--- start ---

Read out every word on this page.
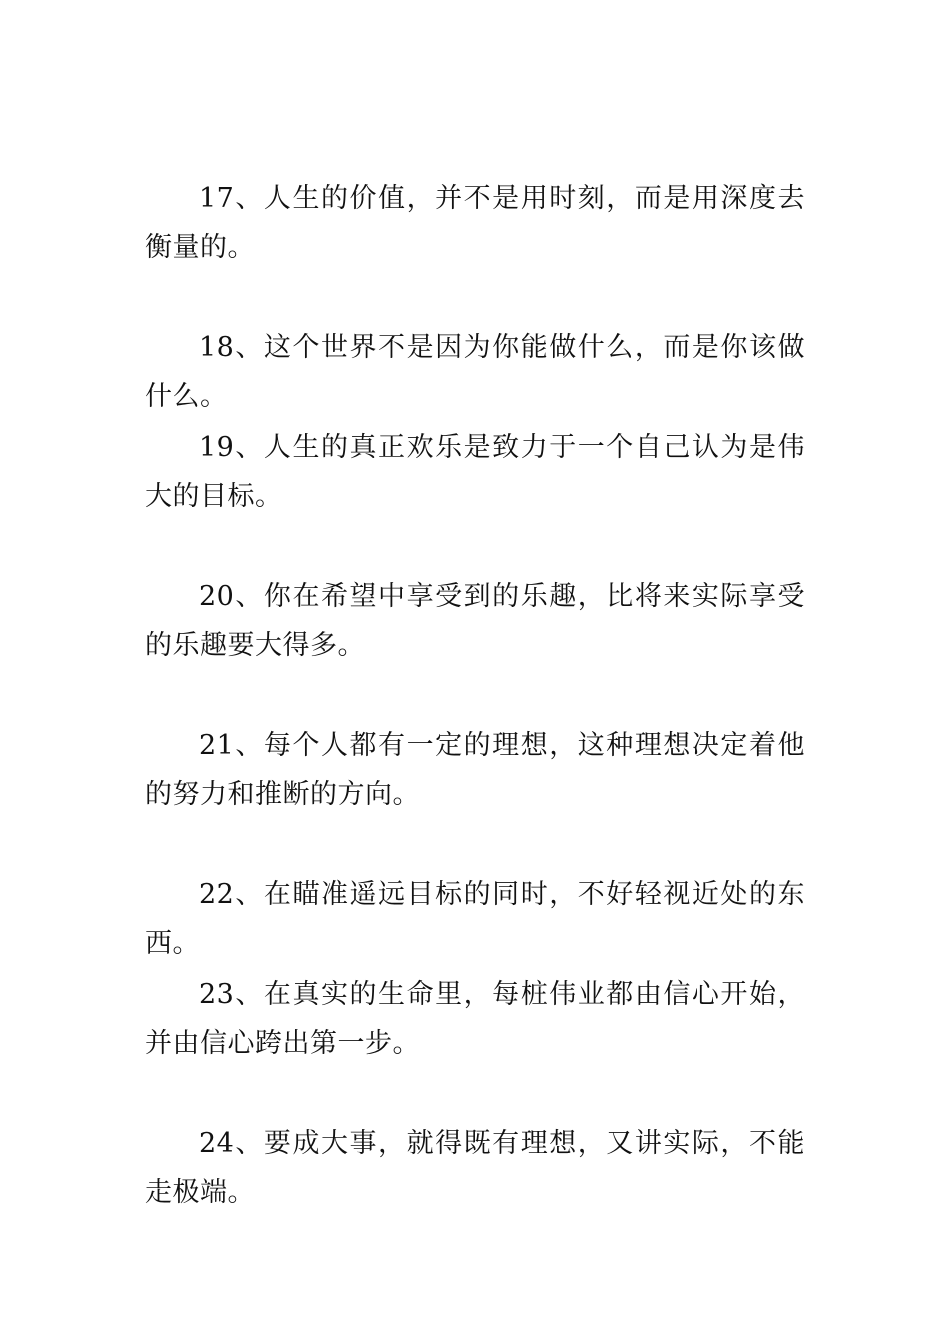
17、人生的价值，并不是用时刻，而是用深度去衡量的。

18、这个世界不是因为你能做什么，而是你该做什么。

19、人生的真正欢乐是致力于一个自己认为是伟大的目标。

20、你在希望中享受到的乐趣，比将来实际享受的乐趣要大得多。

21、每个人都有一定的理想，这种理想决定着他的努力和推断的方向。

22、在瞄准遥远目标的同时，不好轻视近处的东西。

23、在真实的生命里，每桩伟业都由信心开始，并由信心跨出第一步。

24、要成大事，就得既有理想，又讲实际，不能走极端。
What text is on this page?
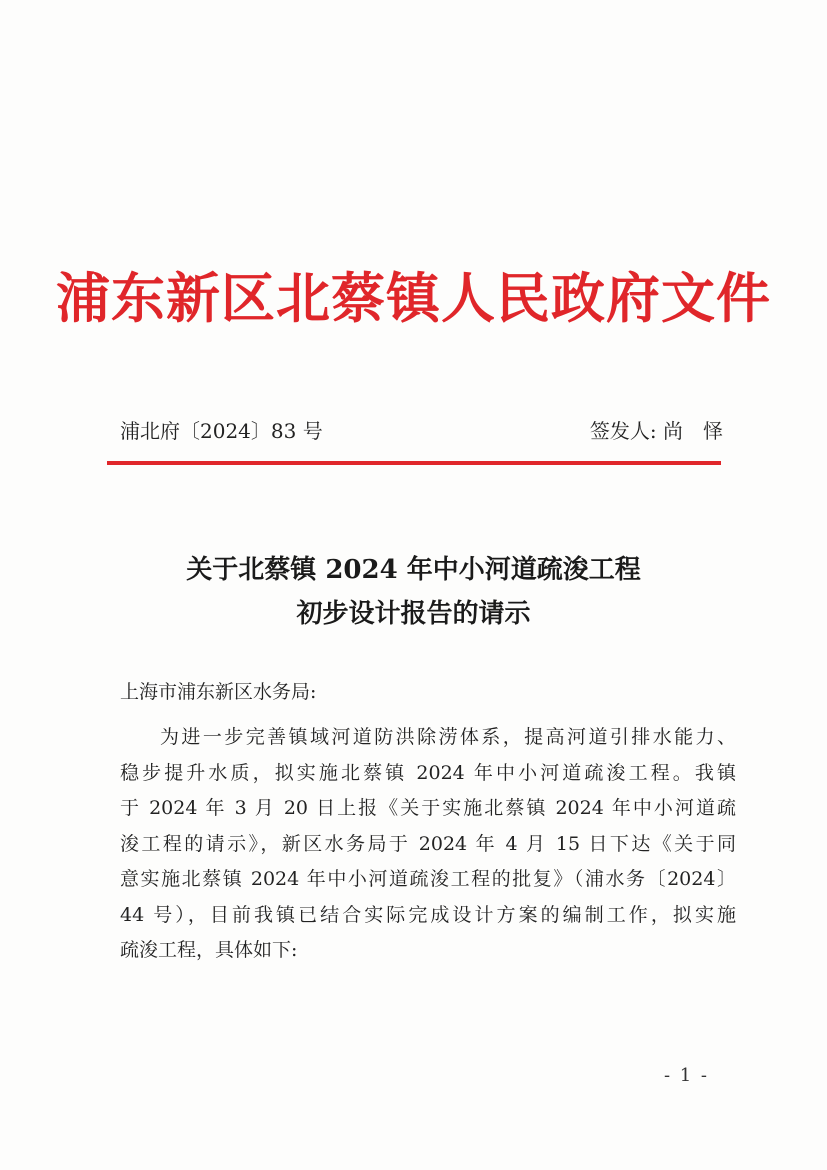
浦东新区北蔡镇人民政府文件
浦北府〔2024〕83 号	签发人: 尚　怿
关于北蔡镇 2024 年中小河道疏浚工程
初步设计报告的请示
上海市浦东新区水务局:
为进一步完善镇域河道防洪除涝体系，提高河道引排水能力、
稳步提升水质，拟实施北蔡镇 2024 年中小河道疏浚工程。我镇
于 2024 年 3 月 20 日上报《关于实施北蔡镇 2024 年中小河道疏
浚工程的请示》，新区水务局于 2024 年 4 月 15 日下达《关于同
意实施北蔡镇 2024 年中小河道疏浚工程的批复》（浦水务〔2024〕
44 号），目前我镇已结合实际完成设计方案的编制工作，拟实施
疏浚工程，具体如下:
- 1 -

--- end ---

Report the number of lines containing the string "page" and add nothing to it.

- **OUTPUT FOR THIS TASK**:
2